[BEGIN]

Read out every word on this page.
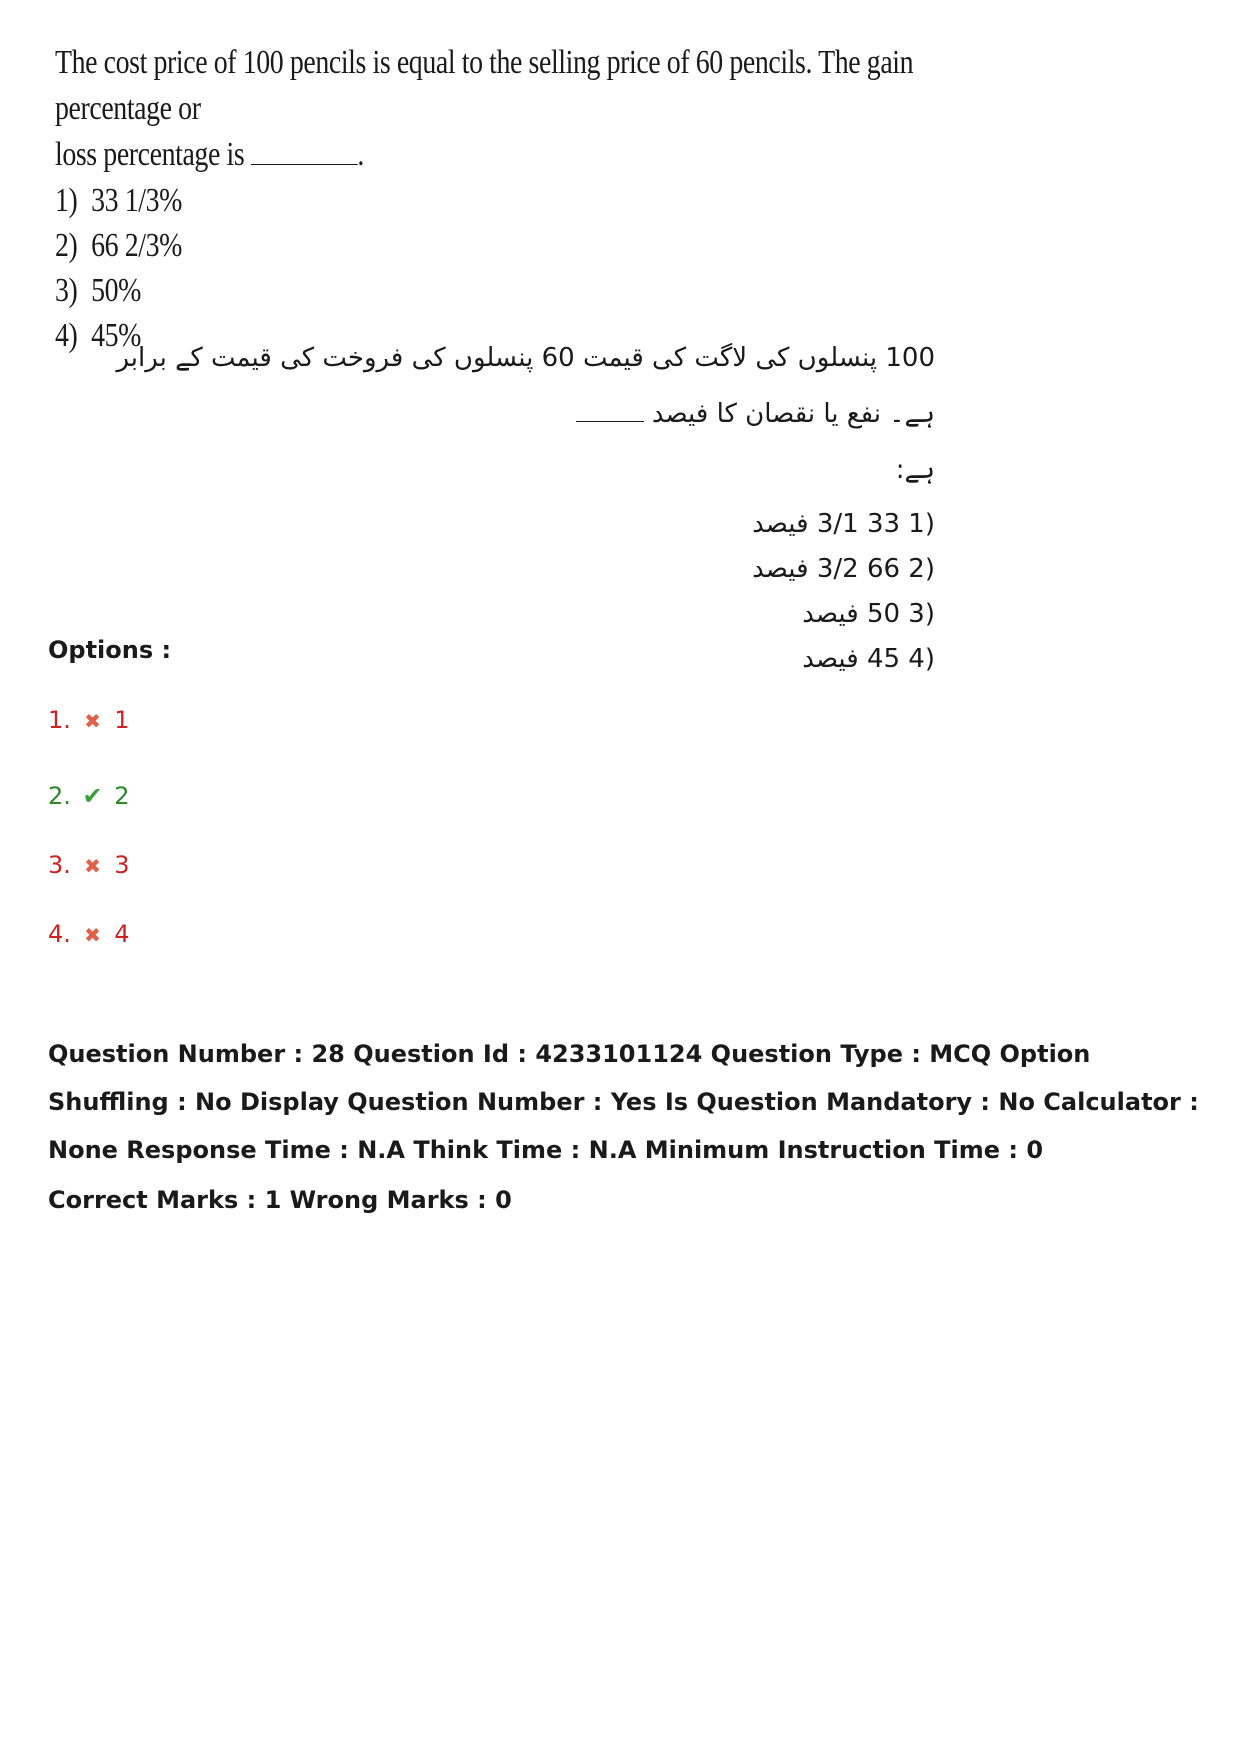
The cost price of 100 pencils is equal to the selling price of 60 pencils. The gain percentage or
loss percentage is	.
1) 33 1/3%
2) 66 2/3%
3) 50%
4) 45%
100 پنسلوں کی لاگت کی قیمت 60 پنسلوں کی فروخت کی قیمت کے برابر ہے۔ نفع یا نقصان کا فیصد
ہے:
(1 33 3/1 فیصد
(2 66 3/2 فیصد
(3 50 فیصد
(4 45 فیصد
Options :
1. ✖ 1
2. ✔ 2
3. ✖ 3
4. ✖ 4
Question Number : 28 Question Id : 4233101124 Question Type : MCQ Option Shuffling : No Display Question Number : Yes Is Question Mandatory : No Calculator : None Response Time : N.A Think Time : N.A Minimum Instruction Time : 0
Correct Marks : 1 Wrong Marks : 0
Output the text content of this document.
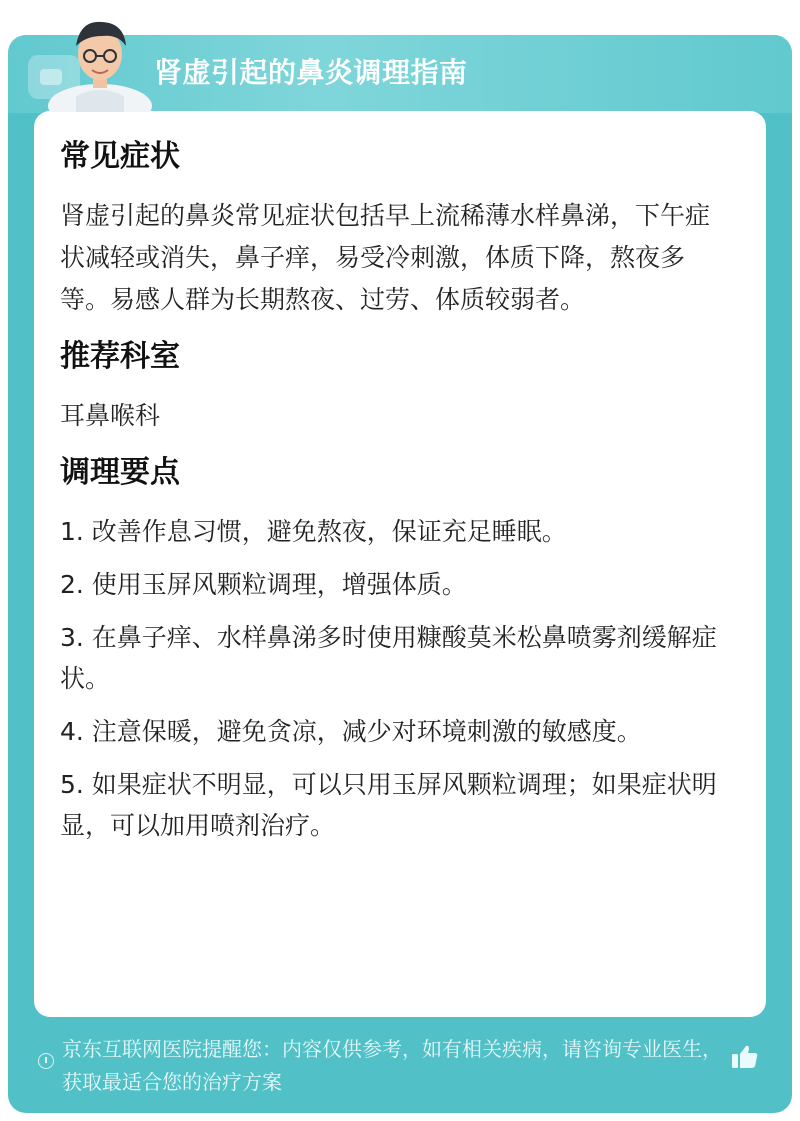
肾虚引起的鼻炎调理指南
常见症状
肾虚引起的鼻炎常见症状包括早上流稀薄水样鼻涕，下午症状减轻或消失，鼻子痒，易受冷刺激，体质下降，熬夜多等。易感人群为长期熬夜、过劳、体质较弱者。
推荐科室
耳鼻喉科
调理要点
1. 改善作息习惯，避免熬夜，保证充足睡眠。
2. 使用玉屏风颗粒调理，增强体质。
3. 在鼻子痒、水样鼻涕多时使用糠酸莫米松鼻喷雾剂缓解症状。
4. 注意保暖，避免贪凉，减少对环境刺激的敏感度。
5. 如果症状不明显，可以只用玉屏风颗粒调理；如果症状明显，可以加用喷剂治疗。
京东互联网医院提醒您：内容仅供参考，如有相关疾病，请咨询专业医生，获取最适合您的治疗方案
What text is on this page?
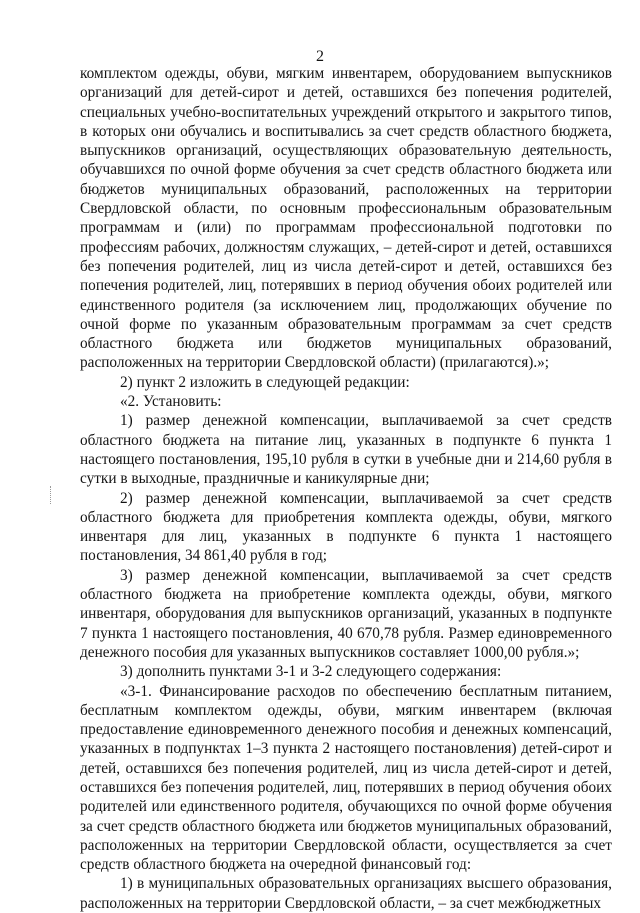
2

комплектом одежды, обуви, мягким инвентарем, оборудованием выпускников организаций для детей-сирот и детей, оставшихся без попечения родителей, специальных учебно-воспитательных учреждений открытого и закрытого типов, в которых они обучались и воспитывались за счет средств областного бюджета, выпускников организаций, осуществляющих образовательную деятельность, обучавшихся по очной форме обучения за счет средств областного бюджета или бюджетов муниципальных образований, расположенных на территории Свердловской области, по основным профессиональным образовательным программам и (или) по программам профессиональной подготовки по профессиям рабочих, должностям служащих, – детей-сирот и детей, оставшихся без попечения родителей, лиц из числа детей-сирот и детей, оставшихся без попечения родителей, лиц, потерявших в период обучения обоих родителей или единственного родителя (за исключением лиц, продолжающих обучение по очной форме по указанным образовательным программам за счет средств областного бюджета или бюджетов муниципальных образований, расположенных на территории Свердловской области) (прилагаются).»;

2) пункт 2 изложить в следующей редакции:

«2. Установить:

1) размер денежной компенсации, выплачиваемой за счет средств областного бюджета на питание лиц, указанных в подпункте 6 пункта 1 настоящего постановления, 195,10 рубля в сутки в учебные дни и 214,60 рубля в сутки в выходные, праздничные и каникулярные дни;

2) размер денежной компенсации, выплачиваемой за счет средств областного бюджета для приобретения комплекта одежды, обуви, мягкого инвентаря для лиц, указанных в подпункте 6 пункта 1 настоящего постановления, 34 861,40 рубля в год;

3) размер денежной компенсации, выплачиваемой за счет средств областного бюджета на приобретение комплекта одежды, обуви, мягкого инвентаря, оборудования для выпускников организаций, указанных в подпункте 7 пункта 1 настоящего постановления, 40 670,78 рубля. Размер единовременного денежного пособия для указанных выпускников составляет 1000,00 рубля.»;

3) дополнить пунктами 3-1 и 3-2 следующего содержания:

«3-1. Финансирование расходов по обеспечению бесплатным питанием, бесплатным комплектом одежды, обуви, мягким инвентарем (включая предоставление единовременного денежного пособия и денежных компенсаций, указанных в подпунктах 1–3 пункта 2 настоящего постановления) детей-сирот и детей, оставшихся без попечения родителей, лиц из числа детей-сирот и детей, оставшихся без попечения родителей, лиц, потерявших в период обучения обоих родителей или единственного родителя, обучающихся по очной форме обучения за счет средств областного бюджета или бюджетов муниципальных образований, расположенных на территории Свердловской области, осуществляется за счет средств областного бюджета на очередной финансовый год:

1) в муниципальных образовательных организациях высшего образования, расположенных на территории Свердловской области, – за счет межбюджетных
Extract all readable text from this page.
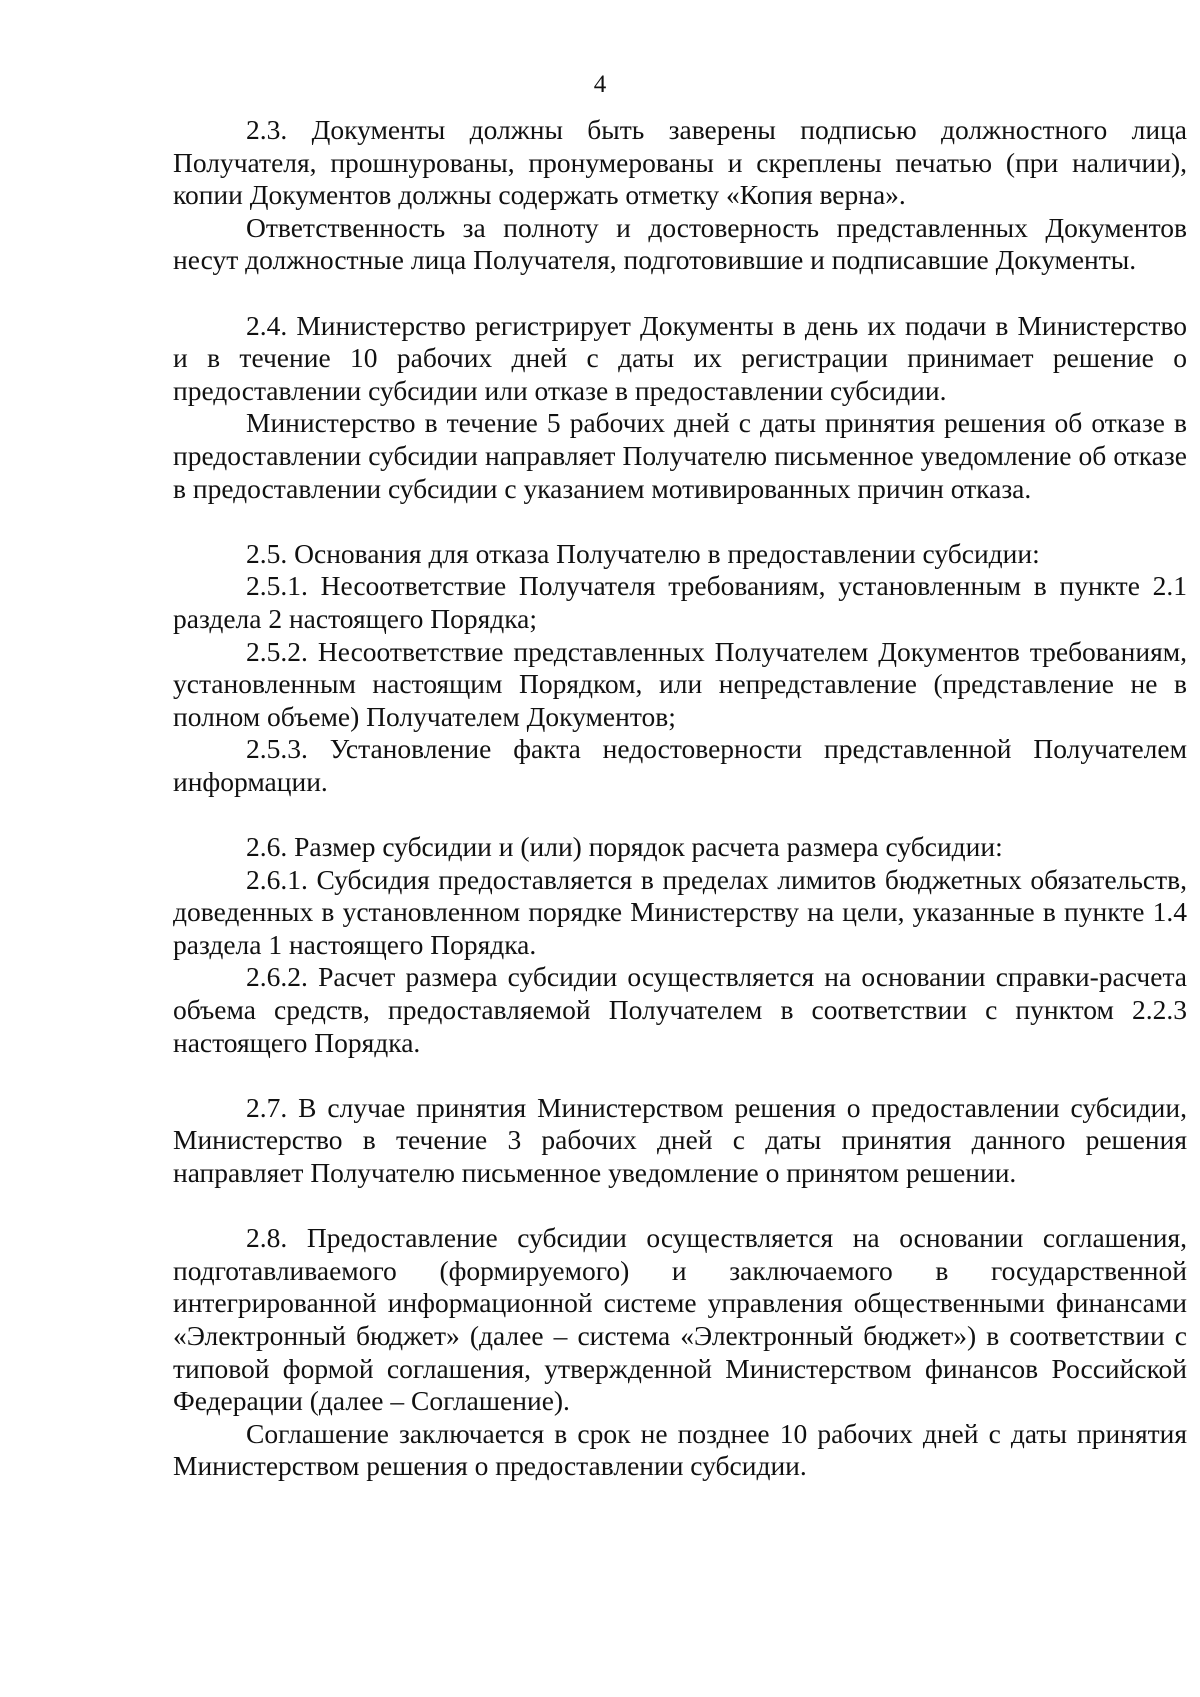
4

2.3. Документы должны быть заверены подписью должностного лица Получателя, прошнурованы, пронумерованы и скреплены печатью (при наличии), копии Документов должны содержать отметку «Копия верна».

Ответственность за полноту и достоверность представленных Документов несут должностные лица Получателя, подготовившие и подписавшие Документы.

2.4. Министерство регистрирует Документы в день их подачи в Министерство и в течение 10 рабочих дней с даты их регистрации принимает решение о предоставлении субсидии или отказе в предоставлении субсидии.

Министерство в течение 5 рабочих дней с даты принятия решения об отказе в предоставлении субсидии направляет Получателю письменное уведомление об отказе в предоставлении субсидии с указанием мотивированных причин отказа.

2.5. Основания для отказа Получателю в предоставлении субсидии:

2.5.1. Несоответствие Получателя требованиям, установленным в пункте 2.1 раздела 2 настоящего Порядка;

2.5.2. Несоответствие представленных Получателем Документов требованиям, установленным настоящим Порядком, или непредставление (представление не в полном объеме) Получателем Документов;

2.5.3. Установление факта недостоверности представленной Получателем информации.

2.6. Размер субсидии и (или) порядок расчета размера субсидии:

2.6.1. Субсидия предоставляется в пределах лимитов бюджетных обязательств, доведенных в установленном порядке Министерству на цели, указанные в пункте 1.4 раздела 1 настоящего Порядка.

2.6.2. Расчет размера субсидии осуществляется на основании справки-расчета объема средств, предоставляемой Получателем в соответствии с пунктом 2.2.3 настоящего Порядка.

2.7. В случае принятия Министерством решения о предоставлении субсидии, Министерство в течение 3 рабочих дней с даты принятия данного решения направляет Получателю письменное уведомление о принятом решении.

2.8. Предоставление субсидии осуществляется на основании соглашения, подготавливаемого (формируемого) и заключаемого в государственной интегрированной информационной системе управления общественными финансами «Электронный бюджет» (далее – система «Электронный бюджет») в соответствии с типовой формой соглашения, утвержденной Министерством финансов Российской Федерации (далее – Соглашение).

Соглашение заключается в срок не позднее 10 рабочих дней с даты принятия Министерством решения о предоставлении субсидии.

[END]

Without including any pictures, print each record exactly.

COMPLETED TASK
Read out every word on this page.
The cost price of 100 pencils is equal to the selling price of 60 pencils. The gain percentage or
loss percentage is	.
1) 33 1/3%
2) 66 2/3%
3) 50%
4) 45%
100 پنسلوں کی لاگت کی قیمت 60 پنسلوں کی فروخت کی قیمت کے برابر ہے۔ نفع یا نقصان کا فیصد
ہے:
(1 33 3/1 فیصد
(2 66 3/2 فیصد
(3 50 فیصد
(4 45 فیصد
Options :
1. ✖ 1
2. ✔ 2
3. ✖ 3
4. ✖ 4
Question Number : 28 Question Id : 4233101124 Question Type : MCQ Option Shuffling : No Display Question Number : Yes Is Question Mandatory : No Calculator : None Response Time : N.A Think Time : N.A Minimum Instruction Time : 0
Correct Marks : 1 Wrong Marks : 0
Output the text content of this document.
肾虚引起的鼻炎调理指南
常见症状
肾虚引起的鼻炎常见症状包括早上流稀薄水样鼻涕，下午症状减轻或消失，鼻子痒，易受冷刺激，体质下降，熬夜多等。易感人群为长期熬夜、过劳、体质较弱者。
推荐科室
耳鼻喉科
调理要点
1. 改善作息习惯，避免熬夜，保证充足睡眠。
2. 使用玉屏风颗粒调理，增强体质。
3. 在鼻子痒、水样鼻涕多时使用糠酸莫米松鼻喷雾剂缓解症状。
4. 注意保暖，避免贪凉，减少对环境刺激的敏感度。
5. 如果症状不明显，可以只用玉屏风颗粒调理；如果症状明显，可以加用喷剂治疗。
京东互联网医院提醒您：内容仅供参考，如有相关疾病，请咨询专业医生，获取最适合您的治疗方案
What text is on this page?
2

комплектом одежды, обуви, мягким инвентарем, оборудованием выпускников организаций для детей-сирот и детей, оставшихся без попечения родителей, специальных учебно-воспитательных учреждений открытого и закрытого типов, в которых они обучались и воспитывались за счет средств областного бюджета, выпускников организаций, осуществляющих образовательную деятельность, обучавшихся по очной форме обучения за счет средств областного бюджета или бюджетов муниципальных образований, расположенных на территории Свердловской области, по основным профессиональным образовательным программам и (или) по программам профессиональной подготовки по профессиям рабочих, должностям служащих, – детей-сирот и детей, оставшихся без попечения родителей, лиц из числа детей-сирот и детей, оставшихся без попечения родителей, лиц, потерявших в период обучения обоих родителей или единственного родителя (за исключением лиц, продолжающих обучение по очной форме по указанным образовательным программам за счет средств областного бюджета или бюджетов муниципальных образований, расположенных на территории Свердловской области) (прилагаются).»;

2) пункт 2 изложить в следующей редакции:

«2. Установить:

1) размер денежной компенсации, выплачиваемой за счет средств областного бюджета на питание лиц, указанных в подпункте 6 пункта 1 настоящего постановления, 195,10 рубля в сутки в учебные дни и 214,60 рубля в сутки в выходные, праздничные и каникулярные дни;

2) размер денежной компенсации, выплачиваемой за счет средств областного бюджета для приобретения комплекта одежды, обуви, мягкого инвентаря для лиц, указанных в подпункте 6 пункта 1 настоящего постановления, 34 861,40 рубля в год;

3) размер денежной компенсации, выплачиваемой за счет средств областного бюджета на приобретение комплекта одежды, обуви, мягкого инвентаря, оборудования для выпускников организаций, указанных в подпункте 7 пункта 1 настоящего постановления, 40 670,78 рубля. Размер единовременного денежного пособия для указанных выпускников составляет 1000,00 рубля.»;

3) дополнить пунктами 3-1 и 3-2 следующего содержания:

«3-1. Финансирование расходов по обеспечению бесплатным питанием, бесплатным комплектом одежды, обуви, мягким инвентарем (включая предоставление единовременного денежного пособия и денежных компенсаций, указанных в подпунктах 1–3 пункта 2 настоящего постановления) детей-сирот и детей, оставшихся без попечения родителей, лиц из числа детей-сирот и детей, оставшихся без попечения родителей, лиц, потерявших в период обучения обоих родителей или единственного родителя, обучающихся по очной форме обучения за счет средств областного бюджета или бюджетов муниципальных образований, расположенных на территории Свердловской области, осуществляется за счет средств областного бюджета на очередной финансовый год:

1) в муниципальных образовательных организациях высшего образования, расположенных на территории Свердловской области, – за счет межбюджетных
Extract all readable text from this page.
4

2.3. Документы должны быть заверены подписью должностного лица Получателя, прошнурованы, пронумерованы и скреплены печатью (при наличии), копии Документов должны содержать отметку «Копия верна».

Ответственность за полноту и достоверность представленных Документов несут должностные лица Получателя, подготовившие и подписавшие Документы.

2.4. Министерство регистрирует Документы в день их подачи в Министерство и в течение 10 рабочих дней с даты их регистрации принимает решение о предоставлении субсидии или отказе в предоставлении субсидии.

Министерство в течение 5 рабочих дней с даты принятия решения об отказе в предоставлении субсидии направляет Получателю письменное уведомление об отказе в предоставлении субсидии с указанием мотивированных причин отказа.

2.5. Основания для отказа Получателю в предоставлении субсидии:

2.5.1. Несоответствие Получателя требованиям, установленным в пункте 2.1 раздела 2 настоящего Порядка;

2.5.2. Несоответствие представленных Получателем Документов требованиям, установленным настоящим Порядком, или непредставление (представление не в полном объеме) Получателем Документов;

2.5.3. Установление факта недостоверности представленной Получателем информации.

2.6. Размер субсидии и (или) порядок расчета размера субсидии:

2.6.1. Субсидия предоставляется в пределах лимитов бюджетных обязательств, доведенных в установленном порядке Министерству на цели, указанные в пункте 1.4 раздела 1 настоящего Порядка.

2.6.2. Расчет размера субсидии осуществляется на основании справки-расчета объема средств, предоставляемой Получателем в соответствии с пунктом 2.2.3 настоящего Порядка.

2.7. В случае принятия Министерством решения о предоставлении субсидии, Министерство в течение 3 рабочих дней с даты принятия данного решения направляет Получателю письменное уведомление о принятом решении.

2.8. Предоставление субсидии осуществляется на основании соглашения, подготавливаемого (формируемого) и заключаемого в государственной интегрированной информационной системе управления общественными финансами «Электронный бюджет» (далее – система «Электронный бюджет») в соответствии с типовой формой соглашения, утвержденной Министерством финансов Российской Федерации (далее – Соглашение).

Соглашение заключается в срок не позднее 10 рабочих дней с даты принятия Министерством решения о предоставлении субсидии.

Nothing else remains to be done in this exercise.